● **Your instructions**
Retype everything in the listing, leaving each line exactly as it is.

Lines of data:
— begin —
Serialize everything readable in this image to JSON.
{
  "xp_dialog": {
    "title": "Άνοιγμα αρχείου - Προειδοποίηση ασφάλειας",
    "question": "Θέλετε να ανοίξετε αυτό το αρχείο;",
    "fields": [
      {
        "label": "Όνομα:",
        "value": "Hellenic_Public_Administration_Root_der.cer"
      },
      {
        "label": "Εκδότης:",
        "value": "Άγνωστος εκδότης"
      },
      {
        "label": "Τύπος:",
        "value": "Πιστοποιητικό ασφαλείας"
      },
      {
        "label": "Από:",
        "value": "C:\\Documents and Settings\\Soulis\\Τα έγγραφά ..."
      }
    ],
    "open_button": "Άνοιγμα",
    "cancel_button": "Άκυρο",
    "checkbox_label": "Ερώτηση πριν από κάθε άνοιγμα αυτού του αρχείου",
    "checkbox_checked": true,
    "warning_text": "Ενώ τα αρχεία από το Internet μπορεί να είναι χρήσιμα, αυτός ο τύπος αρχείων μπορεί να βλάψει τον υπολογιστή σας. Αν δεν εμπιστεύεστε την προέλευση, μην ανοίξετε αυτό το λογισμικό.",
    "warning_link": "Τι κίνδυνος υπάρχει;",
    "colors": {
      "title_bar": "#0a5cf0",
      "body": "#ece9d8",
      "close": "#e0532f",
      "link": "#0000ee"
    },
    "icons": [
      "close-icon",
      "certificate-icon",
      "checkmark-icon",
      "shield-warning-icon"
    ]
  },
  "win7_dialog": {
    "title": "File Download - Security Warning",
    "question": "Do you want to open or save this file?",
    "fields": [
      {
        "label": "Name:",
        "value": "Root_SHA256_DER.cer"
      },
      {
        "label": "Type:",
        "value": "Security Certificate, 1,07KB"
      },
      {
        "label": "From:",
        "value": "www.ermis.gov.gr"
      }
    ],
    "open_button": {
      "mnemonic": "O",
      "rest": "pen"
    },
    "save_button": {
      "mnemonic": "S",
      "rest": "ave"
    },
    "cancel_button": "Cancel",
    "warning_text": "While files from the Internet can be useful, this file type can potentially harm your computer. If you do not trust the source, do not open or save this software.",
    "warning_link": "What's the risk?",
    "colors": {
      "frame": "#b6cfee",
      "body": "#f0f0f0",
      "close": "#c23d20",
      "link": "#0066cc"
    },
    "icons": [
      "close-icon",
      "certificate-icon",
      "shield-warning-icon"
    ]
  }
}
— end —
● **Exercise answer**
Serialize everything readable in this image to JSON.
{
  "xp_dialog": {
    "title": "Άνοιγμα αρχείου - Προειδοποίηση ασφάλειας",
    "question": "Θέλετε να ανοίξετε αυτό το αρχείο;",
    "fields": [
      {
        "label": "Όνομα:",
        "value": "Hellenic_Public_Administration_Root_der.cer"
      },
      {
        "label": "Εκδότης:",
        "value": "Άγνωστος εκδότης"
      },
      {
        "label": "Τύπος:",
        "value": "Πιστοποιητικό ασφαλείας"
      },
      {
        "label": "Από:",
        "value": "C:\\Documents and Settings\\Soulis\\Τα έγγραφά ..."
      }
    ],
    "open_button": "Άνοιγμα",
    "cancel_button": "Άκυρο",
    "checkbox_label": "Ερώτηση πριν από κάθε άνοιγμα αυτού του αρχείου",
    "checkbox_checked": true,
    "warning_text": "Ενώ τα αρχεία από το Internet μπορεί να είναι χρήσιμα, αυτός ο τύπος αρχείων μπορεί να βλάψει τον υπολογιστή σας. Αν δεν εμπιστεύεστε την προέλευση, μην ανοίξετε αυτό το λογισμικό.",
    "warning_link": "Τι κίνδυνος υπάρχει;",
    "colors": {
      "title_bar": "#0a5cf0",
      "body": "#ece9d8",
      "close": "#e0532f",
      "link": "#0000ee"
    },
    "icons": [
      "close-icon",
      "certificate-icon",
      "checkmark-icon",
      "shield-warning-icon"
    ]
  },
  "win7_dialog": {
    "title": "File Download - Security Warning",
    "question": "Do you want to open or save this file?",
    "fields": [
      {
        "label": "Name:",
        "value": "Root_SHA256_DER.cer"
      },
      {
        "label": "Type:",
        "value": "Security Certificate, 1,07KB"
      },
      {
        "label": "From:",
        "value": "www.ermis.gov.gr"
      }
    ],
    "open_button": {
      "mnemonic": "O",
      "rest": "pen"
    },
    "save_button": {
      "mnemonic": "S",
      "rest": "ave"
    },
    "cancel_button": "Cancel",
    "warning_text": "While files from the Internet can be useful, this file type can potentially harm your computer. If you do not trust the source, do not open or save this software.",
    "warning_link": "What's the risk?",
    "colors": {
      "frame": "#b6cfee",
      "body": "#f0f0f0",
      "close": "#c23d20",
      "link": "#0066cc"
    },
    "icons": [
      "close-icon",
      "certificate-icon",
      "shield-warning-icon"
    ]
  }
}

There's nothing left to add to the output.